▶ Dataset excerpt:
###

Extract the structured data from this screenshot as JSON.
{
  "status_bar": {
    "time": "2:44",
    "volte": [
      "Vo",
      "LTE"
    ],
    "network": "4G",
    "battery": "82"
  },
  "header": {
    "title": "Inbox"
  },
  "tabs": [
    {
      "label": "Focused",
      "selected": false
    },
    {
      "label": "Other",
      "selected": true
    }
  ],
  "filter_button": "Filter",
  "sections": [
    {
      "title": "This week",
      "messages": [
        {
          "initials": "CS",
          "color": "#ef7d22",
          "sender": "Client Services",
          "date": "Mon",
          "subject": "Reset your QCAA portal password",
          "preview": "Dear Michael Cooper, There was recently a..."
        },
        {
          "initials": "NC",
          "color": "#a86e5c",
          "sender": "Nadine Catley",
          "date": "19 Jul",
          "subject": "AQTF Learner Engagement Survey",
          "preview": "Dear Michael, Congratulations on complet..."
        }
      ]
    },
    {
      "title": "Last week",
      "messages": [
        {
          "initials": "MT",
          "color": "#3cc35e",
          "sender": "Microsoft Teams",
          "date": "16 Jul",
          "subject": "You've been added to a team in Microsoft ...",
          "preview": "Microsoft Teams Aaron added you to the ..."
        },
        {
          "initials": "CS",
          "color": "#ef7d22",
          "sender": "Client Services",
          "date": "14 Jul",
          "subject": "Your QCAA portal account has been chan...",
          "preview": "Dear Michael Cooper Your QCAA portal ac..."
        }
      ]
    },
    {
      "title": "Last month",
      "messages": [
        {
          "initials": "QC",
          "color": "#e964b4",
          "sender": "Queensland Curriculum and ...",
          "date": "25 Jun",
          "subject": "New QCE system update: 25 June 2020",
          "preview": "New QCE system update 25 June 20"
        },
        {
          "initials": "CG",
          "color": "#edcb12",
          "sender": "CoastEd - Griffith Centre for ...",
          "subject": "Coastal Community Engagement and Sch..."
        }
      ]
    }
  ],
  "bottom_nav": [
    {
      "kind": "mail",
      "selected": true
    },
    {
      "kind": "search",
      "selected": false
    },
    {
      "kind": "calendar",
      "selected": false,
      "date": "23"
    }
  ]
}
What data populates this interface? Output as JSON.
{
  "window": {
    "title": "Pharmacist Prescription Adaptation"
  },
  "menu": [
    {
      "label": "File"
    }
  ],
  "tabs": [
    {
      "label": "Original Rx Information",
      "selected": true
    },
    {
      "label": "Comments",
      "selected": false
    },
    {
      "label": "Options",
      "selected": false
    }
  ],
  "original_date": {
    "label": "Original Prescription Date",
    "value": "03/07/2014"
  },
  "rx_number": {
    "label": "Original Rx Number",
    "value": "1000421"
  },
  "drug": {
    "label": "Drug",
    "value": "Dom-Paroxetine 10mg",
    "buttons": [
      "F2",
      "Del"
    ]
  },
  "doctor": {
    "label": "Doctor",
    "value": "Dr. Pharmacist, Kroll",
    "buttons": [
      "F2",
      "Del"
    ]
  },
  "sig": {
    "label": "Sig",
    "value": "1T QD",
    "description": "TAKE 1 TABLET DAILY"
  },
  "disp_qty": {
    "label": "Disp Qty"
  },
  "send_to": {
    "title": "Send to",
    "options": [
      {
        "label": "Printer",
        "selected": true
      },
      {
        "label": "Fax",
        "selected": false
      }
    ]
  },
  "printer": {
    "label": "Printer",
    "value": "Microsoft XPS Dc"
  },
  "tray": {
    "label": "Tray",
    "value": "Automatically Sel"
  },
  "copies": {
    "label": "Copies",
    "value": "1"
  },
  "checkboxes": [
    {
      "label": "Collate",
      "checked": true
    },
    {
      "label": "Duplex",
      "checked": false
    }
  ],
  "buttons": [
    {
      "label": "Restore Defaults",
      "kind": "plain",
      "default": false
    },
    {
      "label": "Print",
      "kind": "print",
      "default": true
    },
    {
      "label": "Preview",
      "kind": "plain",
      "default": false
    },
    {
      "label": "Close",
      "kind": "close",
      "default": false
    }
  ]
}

###

▶ Exercise objective: Reproduce the entries above in full, verbatim.

▶ Written reply:
Extract the structured data from this screenshot as JSON.
{
  "status_bar": {
    "time": "2:44",
    "volte": [
      "Vo",
      "LTE"
    ],
    "network": "4G",
    "battery": "82"
  },
  "header": {
    "title": "Inbox"
  },
  "tabs": [
    {
      "label": "Focused",
      "selected": false
    },
    {
      "label": "Other",
      "selected": true
    }
  ],
  "filter_button": "Filter",
  "sections": [
    {
      "title": "This week",
      "messages": [
        {
          "initials": "CS",
          "color": "#ef7d22",
          "sender": "Client Services",
          "date": "Mon",
          "subject": "Reset your QCAA portal password",
          "preview": "Dear Michael Cooper, There was recently a..."
        },
        {
          "initials": "NC",
          "color": "#a86e5c",
          "sender": "Nadine Catley",
          "date": "19 Jul",
          "subject": "AQTF Learner Engagement Survey",
          "preview": "Dear Michael, Congratulations on complet..."
        }
      ]
    },
    {
      "title": "Last week",
      "messages": [
        {
          "initials": "MT",
          "color": "#3cc35e",
          "sender": "Microsoft Teams",
          "date": "16 Jul",
          "subject": "You've been added to a team in Microsoft ...",
          "preview": "Microsoft Teams Aaron added you to the ..."
        },
        {
          "initials": "CS",
          "color": "#ef7d22",
          "sender": "Client Services",
          "date": "14 Jul",
          "subject": "Your QCAA portal account has been chan...",
          "preview": "Dear Michael Cooper Your QCAA portal ac..."
        }
      ]
    },
    {
      "title": "Last month",
      "messages": [
        {
          "initials": "QC",
          "color": "#e964b4",
          "sender": "Queensland Curriculum and ...",
          "date": "25 Jun",
          "subject": "New QCE system update: 25 June 2020",
          "preview": "New QCE system update 25 June 20"
        },
        {
          "initials": "CG",
          "color": "#edcb12",
          "sender": "CoastEd - Griffith Centre for ...",
          "subject": "Coastal Community Engagement and Sch..."
        }
      ]
    }
  ],
  "bottom_nav": [
    {
      "kind": "mail",
      "selected": true
    },
    {
      "kind": "search",
      "selected": false
    },
    {
      "kind": "calendar",
      "selected": false,
      "date": "23"
    }
  ]
}
What data populates this interface? Output as JSON.
{
  "window": {
    "title": "Pharmacist Prescription Adaptation"
  },
  "menu": [
    {
      "label": "File"
    }
  ],
  "tabs": [
    {
      "label": "Original Rx Information",
      "selected": true
    },
    {
      "label": "Comments",
      "selected": false
    },
    {
      "label": "Options",
      "selected": false
    }
  ],
  "original_date": {
    "label": "Original Prescription Date",
    "value": "03/07/2014"
  },
  "rx_number": {
    "label": "Original Rx Number",
    "value": "1000421"
  },
  "drug": {
    "label": "Drug",
    "value": "Dom-Paroxetine 10mg",
    "buttons": [
      "F2",
      "Del"
    ]
  },
  "doctor": {
    "label": "Doctor",
    "value": "Dr. Pharmacist, Kroll",
    "buttons": [
      "F2",
      "Del"
    ]
  },
  "sig": {
    "label": "Sig",
    "value": "1T QD",
    "description": "TAKE 1 TABLET DAILY"
  },
  "disp_qty": {
    "label": "Disp Qty"
  },
  "send_to": {
    "title": "Send to",
    "options": [
      {
        "label": "Printer",
        "selected": true
      },
      {
        "label": "Fax",
        "selected": false
      }
    ]
  },
  "printer": {
    "label": "Printer",
    "value": "Microsoft XPS Dc"
  },
  "tray": {
    "label": "Tray",
    "value": "Automatically Sel"
  },
  "copies": {
    "label": "Copies",
    "value": "1"
  },
  "checkboxes": [
    {
      "label": "Collate",
      "checked": true
    },
    {
      "label": "Duplex",
      "checked": false
    }
  ],
  "buttons": [
    {
      "label": "Restore Defaults",
      "kind": "plain",
      "default": false
    },
    {
      "label": "Print",
      "kind": "print",
      "default": true
    },
    {
      "label": "Preview",
      "kind": "plain",
      "default": false
    },
    {
      "label": "Close",
      "kind": "close",
      "default": false
    }
  ]
}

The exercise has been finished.